Give the data again, word for word.

----- Provided records -----

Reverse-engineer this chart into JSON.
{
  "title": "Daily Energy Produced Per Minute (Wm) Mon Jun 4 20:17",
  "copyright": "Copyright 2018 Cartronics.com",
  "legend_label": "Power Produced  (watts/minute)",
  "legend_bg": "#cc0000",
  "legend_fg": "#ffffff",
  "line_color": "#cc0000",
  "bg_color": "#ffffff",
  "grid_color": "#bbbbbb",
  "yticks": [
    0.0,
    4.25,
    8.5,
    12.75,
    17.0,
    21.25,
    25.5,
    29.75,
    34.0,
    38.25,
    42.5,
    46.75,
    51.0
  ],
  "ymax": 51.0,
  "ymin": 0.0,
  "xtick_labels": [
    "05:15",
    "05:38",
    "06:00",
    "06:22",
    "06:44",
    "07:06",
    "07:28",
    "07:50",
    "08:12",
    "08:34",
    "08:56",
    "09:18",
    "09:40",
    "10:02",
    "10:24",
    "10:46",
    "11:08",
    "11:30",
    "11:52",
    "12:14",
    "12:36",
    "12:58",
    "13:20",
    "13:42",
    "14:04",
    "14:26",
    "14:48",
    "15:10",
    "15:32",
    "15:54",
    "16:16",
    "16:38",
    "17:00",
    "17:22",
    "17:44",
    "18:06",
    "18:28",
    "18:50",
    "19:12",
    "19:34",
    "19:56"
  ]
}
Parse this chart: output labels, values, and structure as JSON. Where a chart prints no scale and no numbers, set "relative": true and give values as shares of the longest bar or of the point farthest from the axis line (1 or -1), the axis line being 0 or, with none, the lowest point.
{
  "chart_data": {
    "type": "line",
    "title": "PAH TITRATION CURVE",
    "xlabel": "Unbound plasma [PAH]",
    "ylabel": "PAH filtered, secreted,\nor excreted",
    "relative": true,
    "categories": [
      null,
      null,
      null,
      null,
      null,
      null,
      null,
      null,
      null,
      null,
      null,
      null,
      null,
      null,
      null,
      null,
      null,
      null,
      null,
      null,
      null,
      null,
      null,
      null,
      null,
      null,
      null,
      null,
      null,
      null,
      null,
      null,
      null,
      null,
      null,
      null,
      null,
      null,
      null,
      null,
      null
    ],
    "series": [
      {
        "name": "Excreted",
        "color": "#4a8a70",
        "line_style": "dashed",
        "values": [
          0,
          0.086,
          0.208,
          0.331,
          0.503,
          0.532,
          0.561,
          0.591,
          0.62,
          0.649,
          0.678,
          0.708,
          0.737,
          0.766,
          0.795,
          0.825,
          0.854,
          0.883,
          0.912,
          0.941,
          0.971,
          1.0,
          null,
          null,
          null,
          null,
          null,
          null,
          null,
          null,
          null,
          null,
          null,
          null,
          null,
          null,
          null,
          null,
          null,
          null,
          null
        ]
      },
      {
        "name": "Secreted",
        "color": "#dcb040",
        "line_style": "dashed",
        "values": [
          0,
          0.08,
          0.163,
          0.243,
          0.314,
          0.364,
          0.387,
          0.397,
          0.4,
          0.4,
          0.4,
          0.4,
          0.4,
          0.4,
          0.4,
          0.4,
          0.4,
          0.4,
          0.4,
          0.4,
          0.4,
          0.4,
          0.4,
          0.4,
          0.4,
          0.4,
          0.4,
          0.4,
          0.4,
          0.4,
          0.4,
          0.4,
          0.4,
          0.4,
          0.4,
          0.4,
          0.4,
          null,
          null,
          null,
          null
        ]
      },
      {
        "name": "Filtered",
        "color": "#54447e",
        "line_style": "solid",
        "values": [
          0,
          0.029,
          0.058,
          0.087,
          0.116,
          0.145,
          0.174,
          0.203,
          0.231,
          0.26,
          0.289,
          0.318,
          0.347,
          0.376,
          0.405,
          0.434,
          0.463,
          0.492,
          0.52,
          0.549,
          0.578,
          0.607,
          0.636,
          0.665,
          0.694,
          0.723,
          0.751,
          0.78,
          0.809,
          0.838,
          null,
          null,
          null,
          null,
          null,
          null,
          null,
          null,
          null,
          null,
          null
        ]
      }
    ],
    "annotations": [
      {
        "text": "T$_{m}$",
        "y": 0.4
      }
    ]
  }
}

-----

Solution to the exercise:
Reverse-engineer this chart into JSON.
{
  "title": "Daily Energy Produced Per Minute (Wm) Mon Jun 4 20:17",
  "copyright": "Copyright 2018 Cartronics.com",
  "legend_label": "Power Produced  (watts/minute)",
  "legend_bg": "#cc0000",
  "legend_fg": "#ffffff",
  "line_color": "#cc0000",
  "bg_color": "#ffffff",
  "grid_color": "#bbbbbb",
  "yticks": [
    0.0,
    4.25,
    8.5,
    12.75,
    17.0,
    21.25,
    25.5,
    29.75,
    34.0,
    38.25,
    42.5,
    46.75,
    51.0
  ],
  "ymax": 51.0,
  "ymin": 0.0,
  "xtick_labels": [
    "05:15",
    "05:38",
    "06:00",
    "06:22",
    "06:44",
    "07:06",
    "07:28",
    "07:50",
    "08:12",
    "08:34",
    "08:56",
    "09:18",
    "09:40",
    "10:02",
    "10:24",
    "10:46",
    "11:08",
    "11:30",
    "11:52",
    "12:14",
    "12:36",
    "12:58",
    "13:20",
    "13:42",
    "14:04",
    "14:26",
    "14:48",
    "15:10",
    "15:32",
    "15:54",
    "16:16",
    "16:38",
    "17:00",
    "17:22",
    "17:44",
    "18:06",
    "18:28",
    "18:50",
    "19:12",
    "19:34",
    "19:56"
  ]
}
Parse this chart: output labels, values, and structure as JSON. Where a chart prints no scale and no numbers, set "relative": true and give values as shares of the longest bar or of the point farthest from the axis line (1 or -1), the axis line being 0 or, with none, the lowest point.
{
  "chart_data": {
    "type": "line",
    "title": "PAH TITRATION CURVE",
    "xlabel": "Unbound plasma [PAH]",
    "ylabel": "PAH filtered, secreted,\nor excreted",
    "relative": true,
    "categories": [
      null,
      null,
      null,
      null,
      null,
      null,
      null,
      null,
      null,
      null,
      null,
      null,
      null,
      null,
      null,
      null,
      null,
      null,
      null,
      null,
      null,
      null,
      null,
      null,
      null,
      null,
      null,
      null,
      null,
      null,
      null,
      null,
      null,
      null,
      null,
      null,
      null,
      null,
      null,
      null,
      null
    ],
    "series": [
      {
        "name": "Excreted",
        "color": "#4a8a70",
        "line_style": "dashed",
        "values": [
          0,
          0.086,
          0.208,
          0.331,
          0.503,
          0.532,
          0.561,
          0.591,
          0.62,
          0.649,
          0.678,
          0.708,
          0.737,
          0.766,
          0.795,
          0.825,
          0.854,
          0.883,
          0.912,
          0.941,
          0.971,
          1.0,
          null,
          null,
          null,
          null,
          null,
          null,
          null,
          null,
          null,
          null,
          null,
          null,
          null,
          null,
          null,
          null,
          null,
          null,
          null
        ]
      },
      {
        "name": "Secreted",
        "color": "#dcb040",
        "line_style": "dashed",
        "values": [
          0,
          0.08,
          0.163,
          0.243,
          0.314,
          0.364,
          0.387,
          0.397,
          0.4,
          0.4,
          0.4,
          0.4,
          0.4,
          0.4,
          0.4,
          0.4,
          0.4,
          0.4,
          0.4,
          0.4,
          0.4,
          0.4,
          0.4,
          0.4,
          0.4,
          0.4,
          0.4,
          0.4,
          0.4,
          0.4,
          0.4,
          0.4,
          0.4,
          0.4,
          0.4,
          0.4,
          0.4,
          null,
          null,
          null,
          null
        ]
      },
      {
        "name": "Filtered",
        "color": "#54447e",
        "line_style": "solid",
        "values": [
          0,
          0.029,
          0.058,
          0.087,
          0.116,
          0.145,
          0.174,
          0.203,
          0.231,
          0.26,
          0.289,
          0.318,
          0.347,
          0.376,
          0.405,
          0.434,
          0.463,
          0.492,
          0.52,
          0.549,
          0.578,
          0.607,
          0.636,
          0.665,
          0.694,
          0.723,
          0.751,
          0.78,
          0.809,
          0.838,
          null,
          null,
          null,
          null,
          null,
          null,
          null,
          null,
          null,
          null,
          null
        ]
      }
    ],
    "annotations": [
      {
        "text": "T$_{m}$",
        "y": 0.4
      }
    ]
  }
}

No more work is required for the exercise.